ENTRIES:

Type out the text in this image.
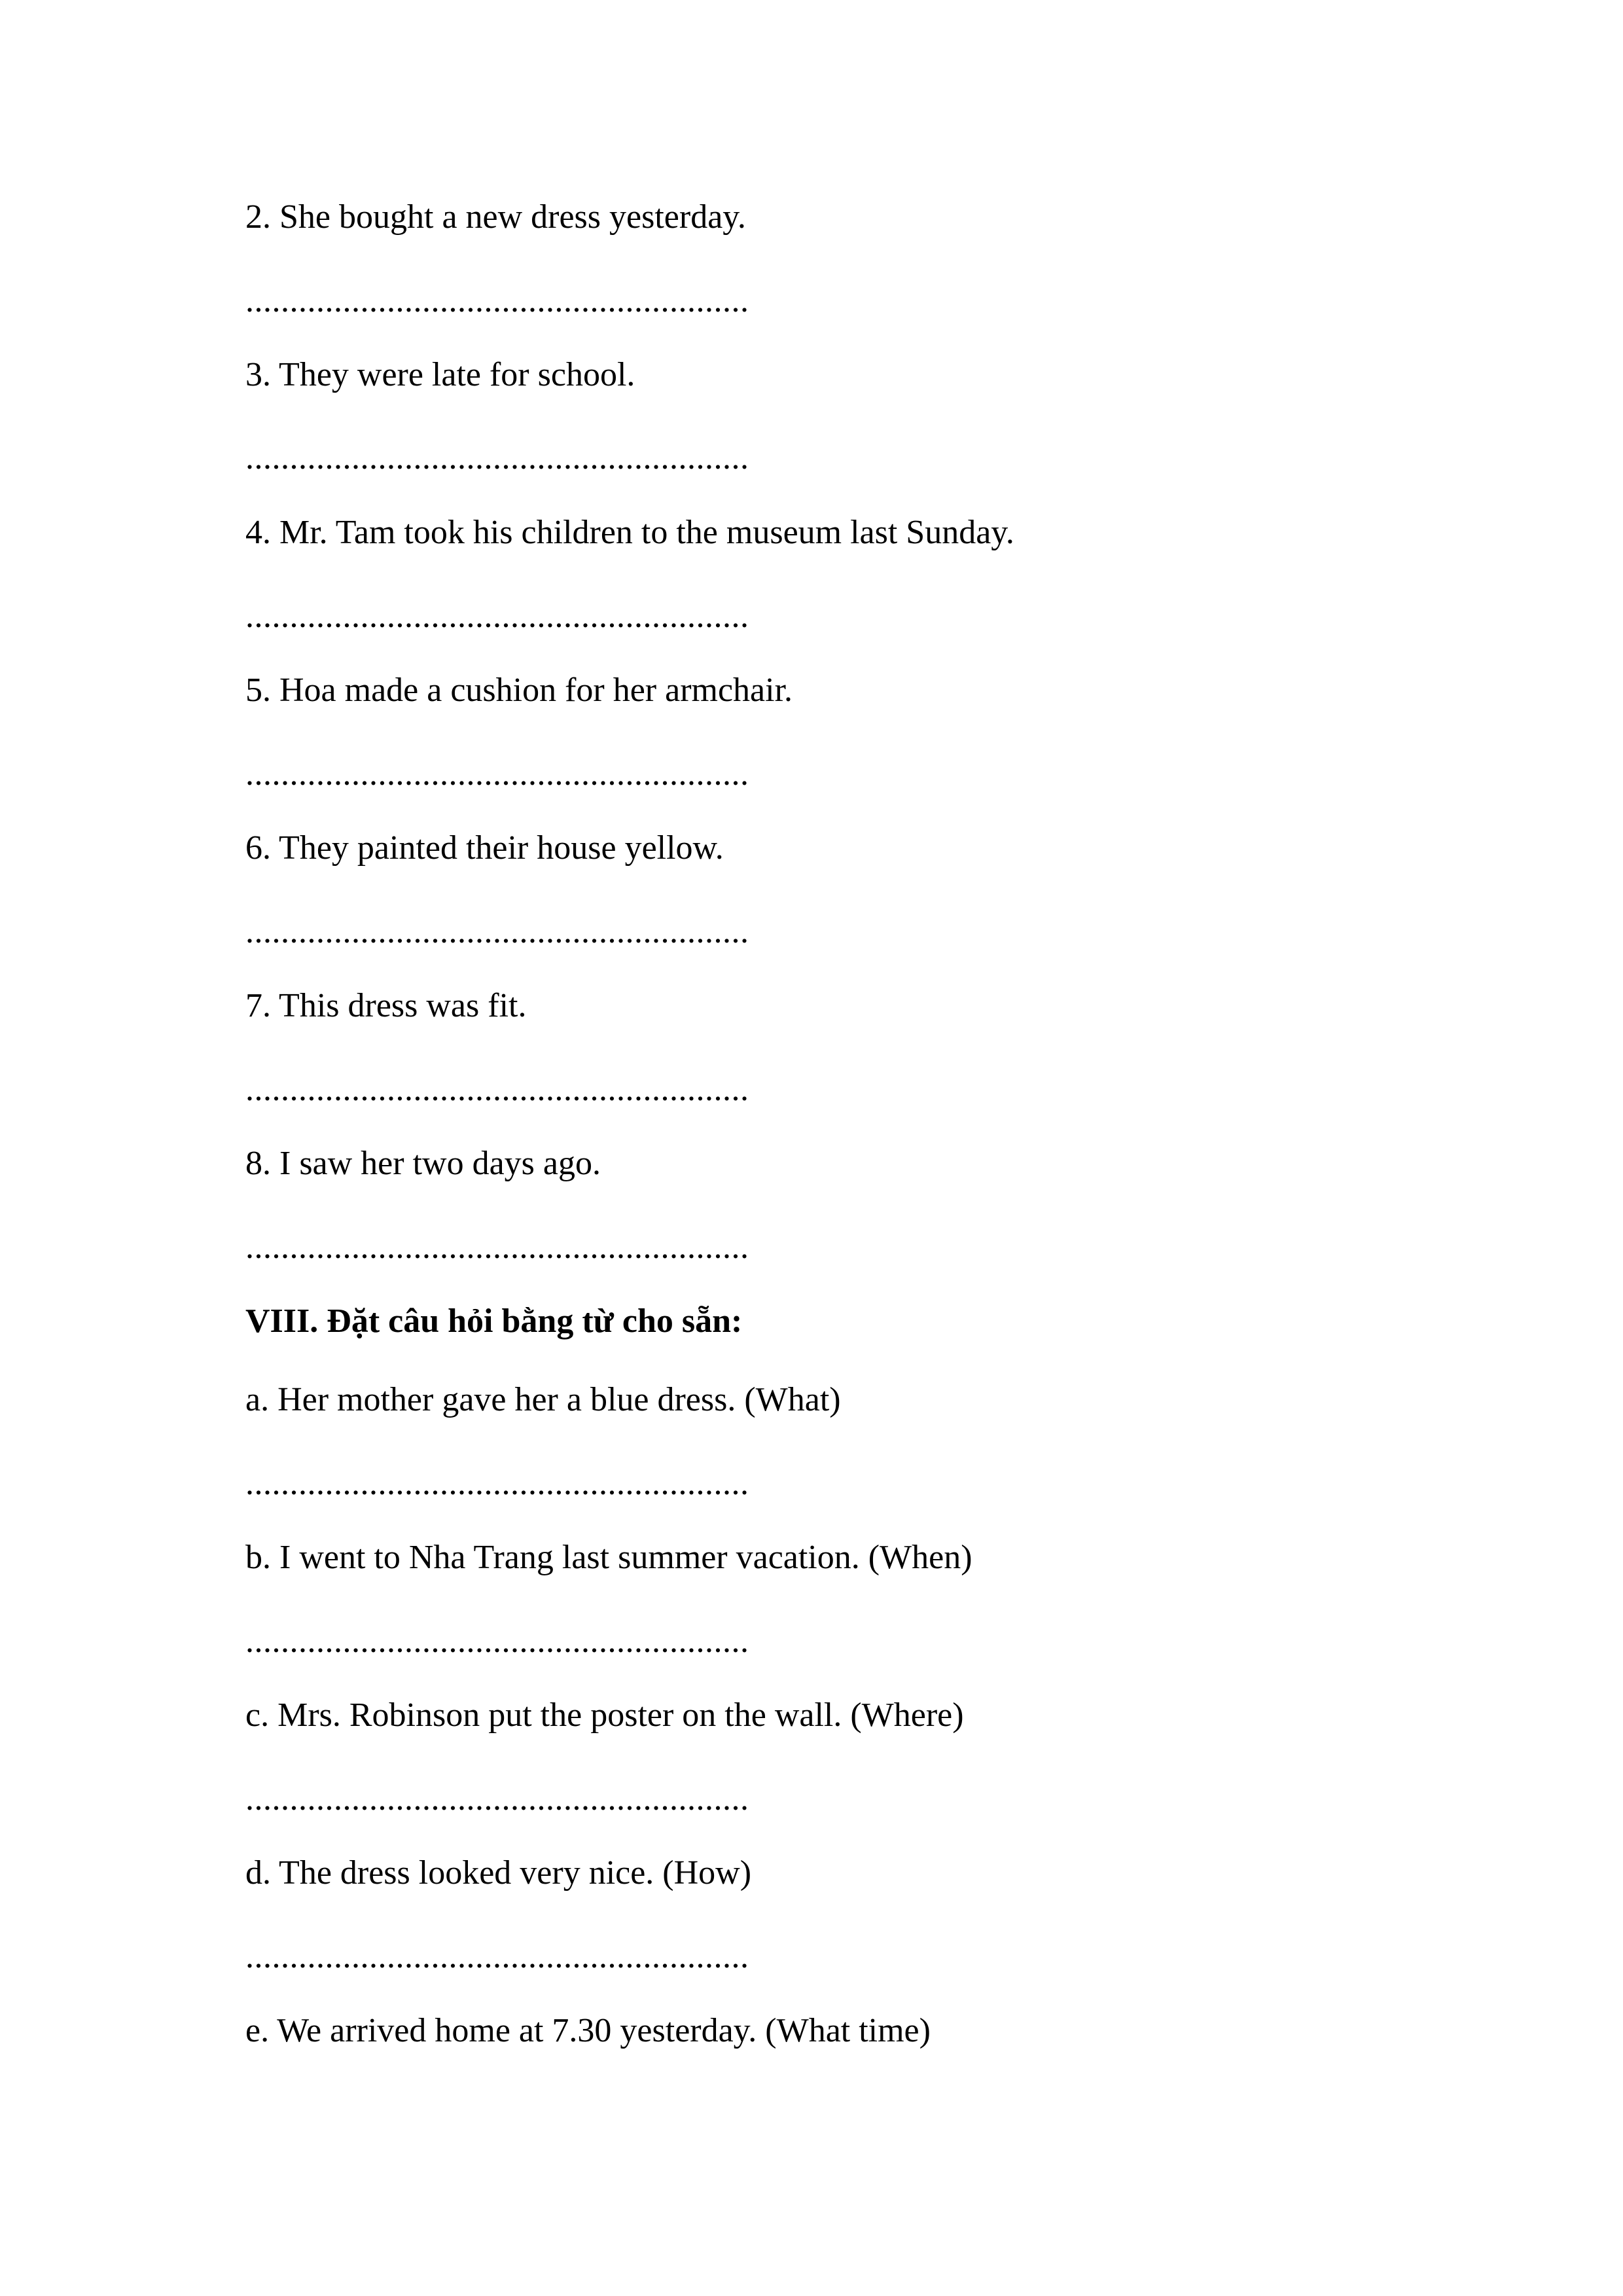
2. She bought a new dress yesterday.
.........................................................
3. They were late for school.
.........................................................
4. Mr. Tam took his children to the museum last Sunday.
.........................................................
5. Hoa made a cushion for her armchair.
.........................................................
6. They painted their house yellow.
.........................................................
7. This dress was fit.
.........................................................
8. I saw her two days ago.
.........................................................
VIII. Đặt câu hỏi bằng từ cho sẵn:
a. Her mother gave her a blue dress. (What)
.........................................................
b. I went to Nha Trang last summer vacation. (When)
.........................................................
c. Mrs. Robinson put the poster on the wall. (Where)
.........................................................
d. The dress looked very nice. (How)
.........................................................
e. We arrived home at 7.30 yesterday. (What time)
--
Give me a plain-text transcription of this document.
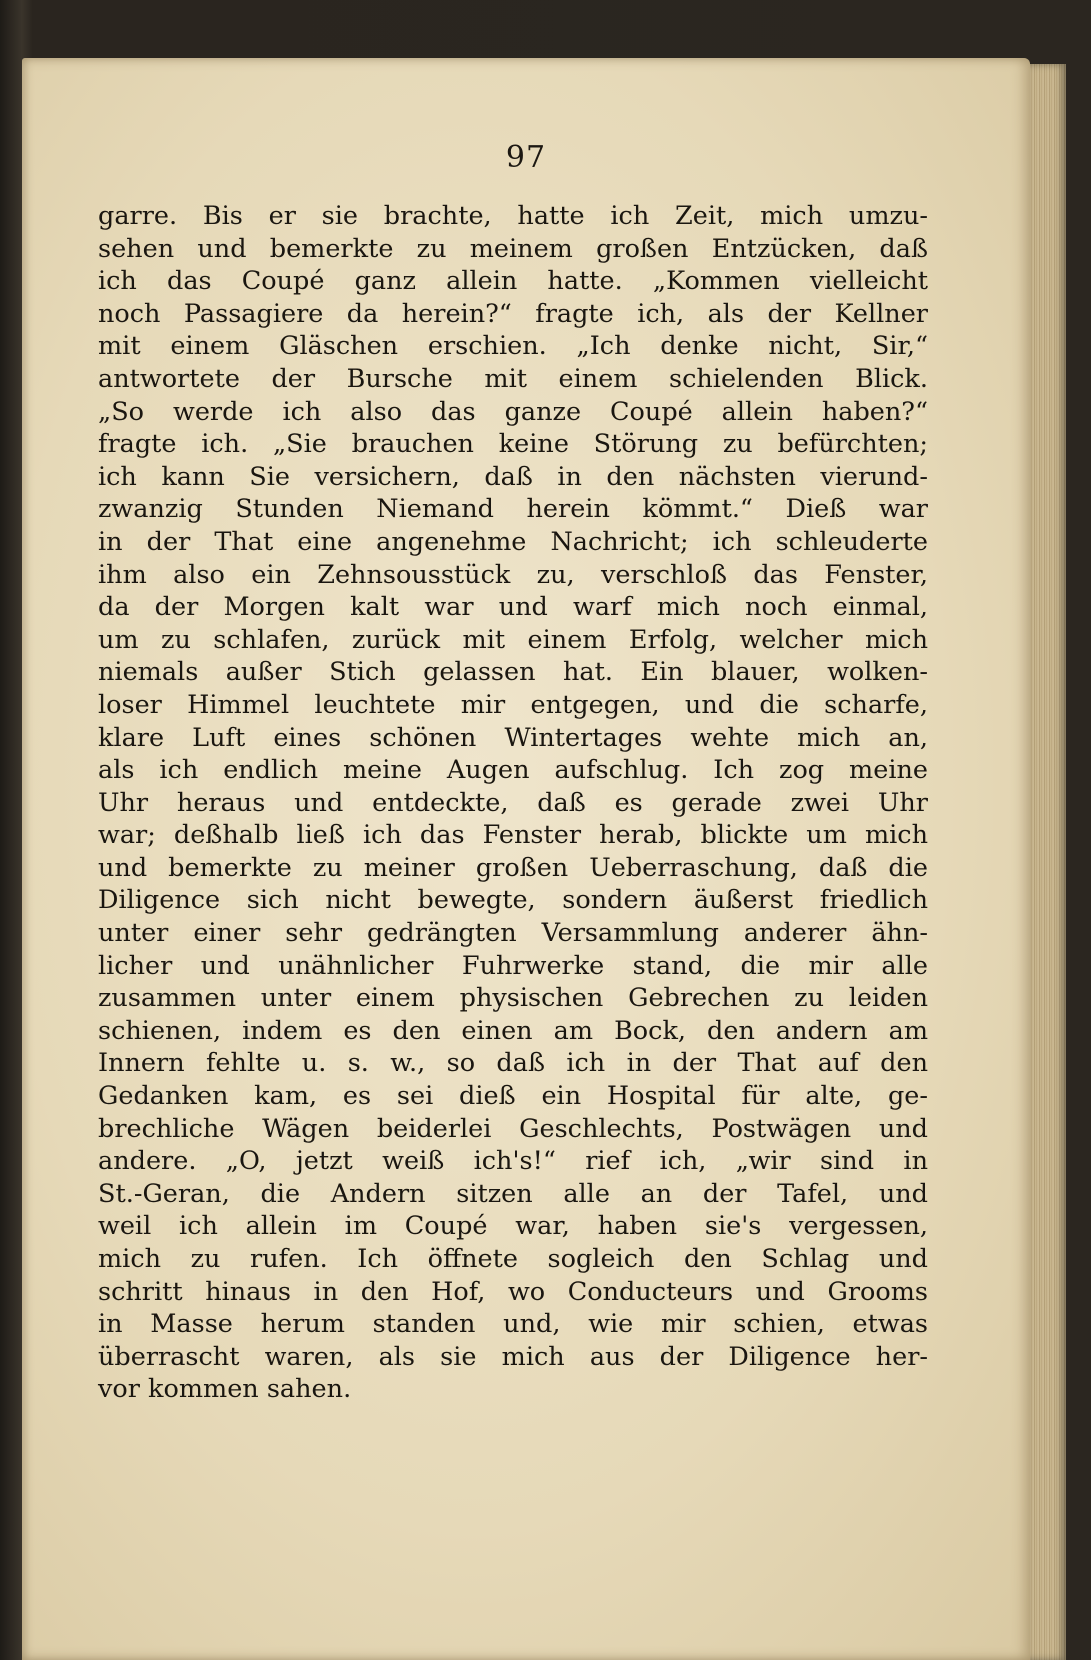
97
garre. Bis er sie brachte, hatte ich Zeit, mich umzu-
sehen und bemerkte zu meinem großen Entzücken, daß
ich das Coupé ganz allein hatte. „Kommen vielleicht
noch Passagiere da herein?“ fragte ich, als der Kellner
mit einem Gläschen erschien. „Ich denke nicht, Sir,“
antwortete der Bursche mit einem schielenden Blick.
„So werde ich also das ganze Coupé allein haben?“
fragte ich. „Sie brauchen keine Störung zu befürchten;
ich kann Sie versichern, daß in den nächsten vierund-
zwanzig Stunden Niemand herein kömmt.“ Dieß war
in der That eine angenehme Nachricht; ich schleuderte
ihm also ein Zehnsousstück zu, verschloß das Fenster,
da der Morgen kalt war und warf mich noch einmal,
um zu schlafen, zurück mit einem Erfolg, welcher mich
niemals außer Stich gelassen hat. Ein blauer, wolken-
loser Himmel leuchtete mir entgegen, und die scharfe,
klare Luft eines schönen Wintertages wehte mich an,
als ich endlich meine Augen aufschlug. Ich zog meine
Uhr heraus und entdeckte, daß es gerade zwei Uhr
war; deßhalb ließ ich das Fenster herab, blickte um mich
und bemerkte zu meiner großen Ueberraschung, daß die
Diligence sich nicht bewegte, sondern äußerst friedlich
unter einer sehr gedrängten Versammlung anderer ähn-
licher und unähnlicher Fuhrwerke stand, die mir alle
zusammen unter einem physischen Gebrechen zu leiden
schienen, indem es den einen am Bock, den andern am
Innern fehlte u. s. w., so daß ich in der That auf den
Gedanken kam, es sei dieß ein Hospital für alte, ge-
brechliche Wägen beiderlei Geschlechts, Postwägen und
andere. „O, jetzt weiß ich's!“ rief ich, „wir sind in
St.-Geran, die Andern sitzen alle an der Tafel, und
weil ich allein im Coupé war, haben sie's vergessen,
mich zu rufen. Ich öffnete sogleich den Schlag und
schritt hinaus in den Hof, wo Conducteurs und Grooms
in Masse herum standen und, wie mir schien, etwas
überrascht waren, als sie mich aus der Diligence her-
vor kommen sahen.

SHORT PROBLEM:
Scan the material and collect every line that contains "They".

SOLUTION TO THE EXERCISE:
3. They were late for school.
6. They painted their house yellow.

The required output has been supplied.